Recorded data
———
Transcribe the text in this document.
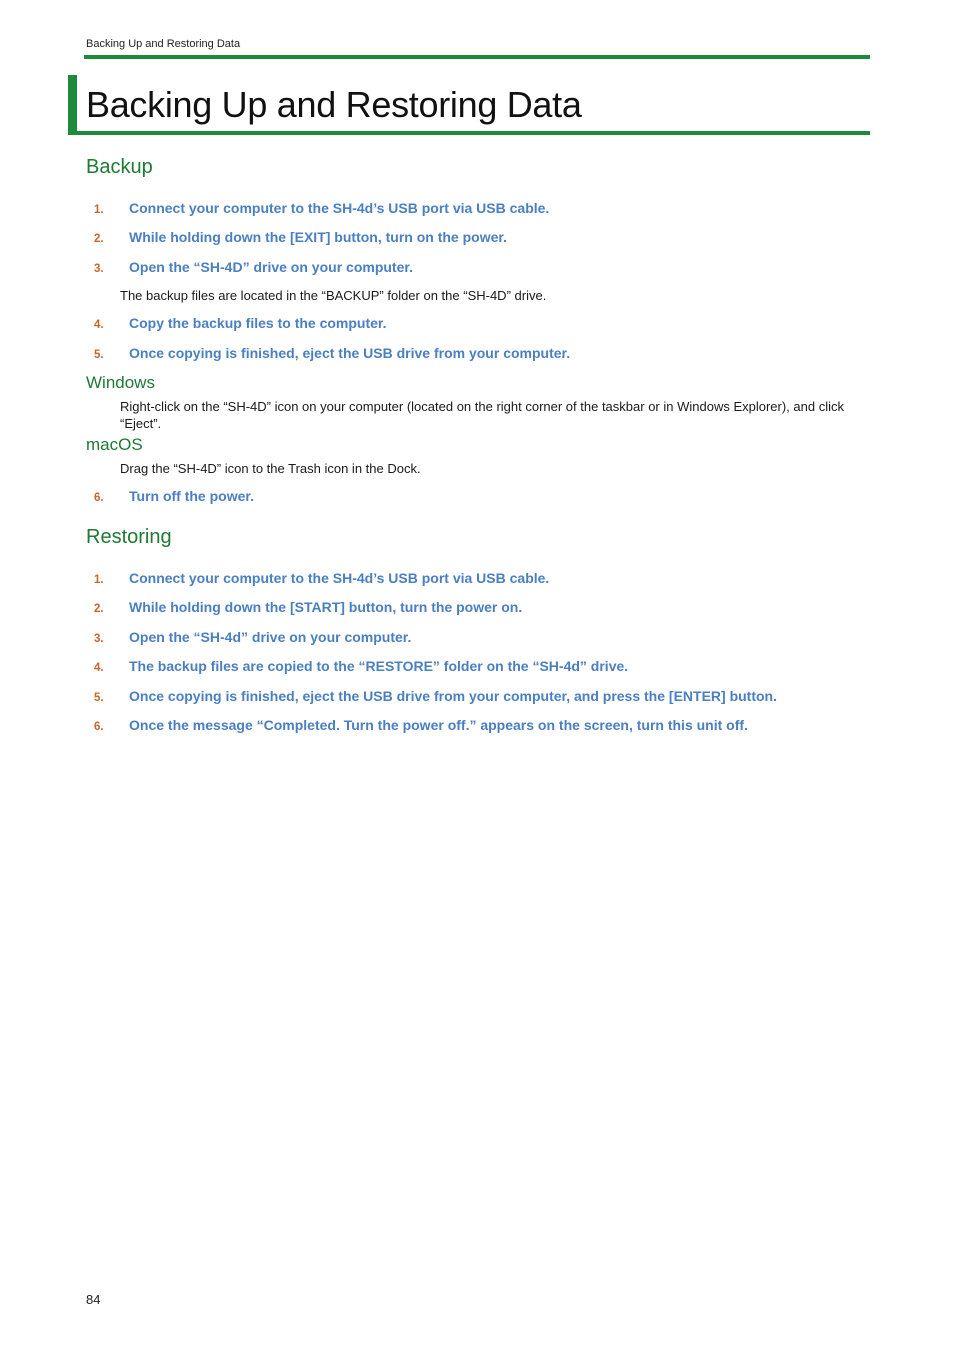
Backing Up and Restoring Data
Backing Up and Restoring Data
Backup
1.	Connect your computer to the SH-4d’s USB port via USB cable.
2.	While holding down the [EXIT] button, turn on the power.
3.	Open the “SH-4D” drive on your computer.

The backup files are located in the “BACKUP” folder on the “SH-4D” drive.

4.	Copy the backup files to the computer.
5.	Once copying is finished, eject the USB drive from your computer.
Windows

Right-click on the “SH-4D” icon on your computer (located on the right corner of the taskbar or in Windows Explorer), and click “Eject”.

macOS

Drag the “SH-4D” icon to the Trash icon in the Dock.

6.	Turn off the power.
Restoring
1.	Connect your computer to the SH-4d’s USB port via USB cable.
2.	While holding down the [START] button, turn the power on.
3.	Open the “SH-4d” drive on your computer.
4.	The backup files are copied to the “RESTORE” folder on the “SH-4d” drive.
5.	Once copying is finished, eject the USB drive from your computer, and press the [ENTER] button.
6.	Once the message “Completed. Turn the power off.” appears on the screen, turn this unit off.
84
———
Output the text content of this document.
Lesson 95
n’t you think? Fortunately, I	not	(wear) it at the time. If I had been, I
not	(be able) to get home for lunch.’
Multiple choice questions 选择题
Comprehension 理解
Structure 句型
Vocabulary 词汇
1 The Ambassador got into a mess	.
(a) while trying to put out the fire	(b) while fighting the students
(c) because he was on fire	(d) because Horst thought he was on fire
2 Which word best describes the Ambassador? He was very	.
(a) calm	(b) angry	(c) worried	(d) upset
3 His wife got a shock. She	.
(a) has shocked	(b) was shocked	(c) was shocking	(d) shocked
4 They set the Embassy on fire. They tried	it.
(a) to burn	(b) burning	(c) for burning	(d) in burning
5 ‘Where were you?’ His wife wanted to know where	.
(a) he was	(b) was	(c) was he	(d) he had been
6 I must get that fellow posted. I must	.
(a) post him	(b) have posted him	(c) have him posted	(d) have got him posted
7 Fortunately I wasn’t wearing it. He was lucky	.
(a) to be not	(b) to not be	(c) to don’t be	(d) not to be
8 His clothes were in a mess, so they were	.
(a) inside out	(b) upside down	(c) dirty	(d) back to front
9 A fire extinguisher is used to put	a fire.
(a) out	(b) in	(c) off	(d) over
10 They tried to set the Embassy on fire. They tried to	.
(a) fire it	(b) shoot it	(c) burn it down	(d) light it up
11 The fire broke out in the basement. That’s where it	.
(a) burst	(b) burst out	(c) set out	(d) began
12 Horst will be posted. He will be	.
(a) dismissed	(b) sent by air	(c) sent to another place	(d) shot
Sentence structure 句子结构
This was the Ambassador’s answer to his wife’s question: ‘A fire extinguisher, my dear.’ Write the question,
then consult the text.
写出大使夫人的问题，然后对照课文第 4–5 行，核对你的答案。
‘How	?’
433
———
> **What is being asked**: List the lines of the records where "from" occurs.

> **Task answer**:
5.	Once copying is finished, eject the USB drive from your computer.
5.	Once copying is finished, eject the USB drive from your computer, and press the [ENTER] button.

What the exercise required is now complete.